#### TASK GOAL:
Some lines in the records below may hold the word "this"; give the number of those lines and nothing else.

Start RECORDED INFORMATION

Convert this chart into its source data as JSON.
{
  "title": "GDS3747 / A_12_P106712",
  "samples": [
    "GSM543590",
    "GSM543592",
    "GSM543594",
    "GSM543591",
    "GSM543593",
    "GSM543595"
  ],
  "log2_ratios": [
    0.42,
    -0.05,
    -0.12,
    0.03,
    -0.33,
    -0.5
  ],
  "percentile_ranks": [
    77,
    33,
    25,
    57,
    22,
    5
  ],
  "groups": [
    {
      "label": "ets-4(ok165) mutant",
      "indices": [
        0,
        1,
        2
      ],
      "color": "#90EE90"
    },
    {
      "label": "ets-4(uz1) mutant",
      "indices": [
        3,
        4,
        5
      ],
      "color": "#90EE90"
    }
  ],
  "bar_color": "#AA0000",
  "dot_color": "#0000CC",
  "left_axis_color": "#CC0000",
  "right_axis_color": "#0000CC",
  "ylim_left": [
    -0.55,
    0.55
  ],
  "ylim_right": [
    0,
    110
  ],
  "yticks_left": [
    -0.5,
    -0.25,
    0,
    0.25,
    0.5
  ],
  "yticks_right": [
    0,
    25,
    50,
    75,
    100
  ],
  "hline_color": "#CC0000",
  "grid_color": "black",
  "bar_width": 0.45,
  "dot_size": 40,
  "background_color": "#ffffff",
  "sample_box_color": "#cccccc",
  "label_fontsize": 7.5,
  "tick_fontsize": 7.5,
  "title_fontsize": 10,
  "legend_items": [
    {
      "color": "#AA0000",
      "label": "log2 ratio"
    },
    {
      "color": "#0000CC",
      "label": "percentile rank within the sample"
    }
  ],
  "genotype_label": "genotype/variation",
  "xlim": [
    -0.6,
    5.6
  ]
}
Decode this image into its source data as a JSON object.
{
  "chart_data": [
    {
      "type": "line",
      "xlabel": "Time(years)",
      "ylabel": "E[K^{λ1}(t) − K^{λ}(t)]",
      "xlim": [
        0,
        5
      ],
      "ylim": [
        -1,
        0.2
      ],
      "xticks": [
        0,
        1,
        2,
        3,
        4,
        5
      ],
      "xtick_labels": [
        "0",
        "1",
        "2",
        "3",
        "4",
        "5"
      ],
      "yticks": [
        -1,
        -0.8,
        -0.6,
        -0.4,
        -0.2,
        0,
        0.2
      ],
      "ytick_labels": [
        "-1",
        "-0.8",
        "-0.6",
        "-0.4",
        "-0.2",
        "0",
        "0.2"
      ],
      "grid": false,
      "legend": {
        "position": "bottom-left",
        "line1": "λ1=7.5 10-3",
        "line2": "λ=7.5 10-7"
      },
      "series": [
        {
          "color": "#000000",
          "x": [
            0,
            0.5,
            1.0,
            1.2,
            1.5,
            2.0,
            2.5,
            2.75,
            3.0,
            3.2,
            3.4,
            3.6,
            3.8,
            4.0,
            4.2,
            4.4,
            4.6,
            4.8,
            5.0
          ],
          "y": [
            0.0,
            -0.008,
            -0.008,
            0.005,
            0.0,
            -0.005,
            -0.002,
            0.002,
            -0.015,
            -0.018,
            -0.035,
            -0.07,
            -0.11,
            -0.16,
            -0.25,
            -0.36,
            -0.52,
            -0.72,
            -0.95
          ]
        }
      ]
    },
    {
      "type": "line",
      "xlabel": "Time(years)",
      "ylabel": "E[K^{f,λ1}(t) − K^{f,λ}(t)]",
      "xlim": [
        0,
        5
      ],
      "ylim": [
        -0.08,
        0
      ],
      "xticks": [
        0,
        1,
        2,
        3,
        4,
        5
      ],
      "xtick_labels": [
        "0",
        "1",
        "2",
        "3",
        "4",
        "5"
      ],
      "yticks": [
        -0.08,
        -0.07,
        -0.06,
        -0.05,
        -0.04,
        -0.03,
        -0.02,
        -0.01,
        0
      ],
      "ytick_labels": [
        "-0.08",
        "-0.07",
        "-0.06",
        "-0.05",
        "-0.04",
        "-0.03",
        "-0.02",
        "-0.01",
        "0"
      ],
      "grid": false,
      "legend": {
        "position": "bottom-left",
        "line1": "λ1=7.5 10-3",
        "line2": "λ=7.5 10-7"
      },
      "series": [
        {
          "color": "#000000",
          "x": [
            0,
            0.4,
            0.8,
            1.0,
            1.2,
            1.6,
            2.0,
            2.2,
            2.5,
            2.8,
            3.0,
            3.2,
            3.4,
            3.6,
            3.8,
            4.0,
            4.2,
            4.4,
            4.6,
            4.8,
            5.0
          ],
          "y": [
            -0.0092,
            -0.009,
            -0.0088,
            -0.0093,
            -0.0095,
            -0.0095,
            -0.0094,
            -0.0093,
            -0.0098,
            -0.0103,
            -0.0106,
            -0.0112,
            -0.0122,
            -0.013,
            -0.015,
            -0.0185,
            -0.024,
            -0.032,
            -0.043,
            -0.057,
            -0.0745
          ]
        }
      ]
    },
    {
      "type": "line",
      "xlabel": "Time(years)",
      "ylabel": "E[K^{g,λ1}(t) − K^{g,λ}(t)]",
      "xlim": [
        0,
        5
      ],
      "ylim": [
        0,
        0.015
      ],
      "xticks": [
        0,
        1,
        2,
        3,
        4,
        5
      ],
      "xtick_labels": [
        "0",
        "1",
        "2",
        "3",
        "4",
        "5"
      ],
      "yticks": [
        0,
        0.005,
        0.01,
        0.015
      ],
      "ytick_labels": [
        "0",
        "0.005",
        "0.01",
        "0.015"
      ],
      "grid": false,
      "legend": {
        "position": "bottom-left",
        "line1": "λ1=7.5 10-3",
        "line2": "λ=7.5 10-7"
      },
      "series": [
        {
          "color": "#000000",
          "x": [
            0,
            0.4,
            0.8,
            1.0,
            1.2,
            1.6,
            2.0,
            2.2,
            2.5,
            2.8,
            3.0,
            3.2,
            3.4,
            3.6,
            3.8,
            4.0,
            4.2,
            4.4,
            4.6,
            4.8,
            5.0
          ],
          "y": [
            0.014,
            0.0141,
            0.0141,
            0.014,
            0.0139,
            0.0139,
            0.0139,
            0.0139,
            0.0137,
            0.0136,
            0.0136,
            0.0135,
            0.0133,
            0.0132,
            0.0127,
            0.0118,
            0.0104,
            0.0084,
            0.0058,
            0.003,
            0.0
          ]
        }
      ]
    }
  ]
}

End RECORDED INFORMATION

#### REPLY TO THE TASK:
2